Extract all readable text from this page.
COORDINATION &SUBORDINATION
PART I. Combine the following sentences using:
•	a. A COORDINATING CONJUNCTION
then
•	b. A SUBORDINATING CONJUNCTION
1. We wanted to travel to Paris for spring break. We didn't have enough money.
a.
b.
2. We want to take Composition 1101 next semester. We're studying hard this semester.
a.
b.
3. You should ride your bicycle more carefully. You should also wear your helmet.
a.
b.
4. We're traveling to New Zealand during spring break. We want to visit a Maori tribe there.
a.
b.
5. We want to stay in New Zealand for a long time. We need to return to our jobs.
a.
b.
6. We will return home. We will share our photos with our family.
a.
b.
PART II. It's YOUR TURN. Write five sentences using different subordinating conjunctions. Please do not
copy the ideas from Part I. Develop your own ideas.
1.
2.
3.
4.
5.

Set problem: Nothing should be left out: return all of the records exactly.

Solution to this problem:
Extract all readable text from this page.
COORDINATION &SUBORDINATION
PART I. Combine the following sentences using:
•	a. A COORDINATING CONJUNCTION
then
•	b. A SUBORDINATING CONJUNCTION
1. We wanted to travel to Paris for spring break. We didn't have enough money.
a.
b.
2. We want to take Composition 1101 next semester. We're studying hard this semester.
a.
b.
3. You should ride your bicycle more carefully. You should also wear your helmet.
a.
b.
4. We're traveling to New Zealand during spring break. We want to visit a Maori tribe there.
a.
b.
5. We want to stay in New Zealand for a long time. We need to return to our jobs.
a.
b.
6. We will return home. We will share our photos with our family.
a.
b.
PART II. It's YOUR TURN. Write five sentences using different subordinating conjunctions. Please do not
copy the ideas from Part I. Develop your own ideas.
1.
2.
3.
4.
5.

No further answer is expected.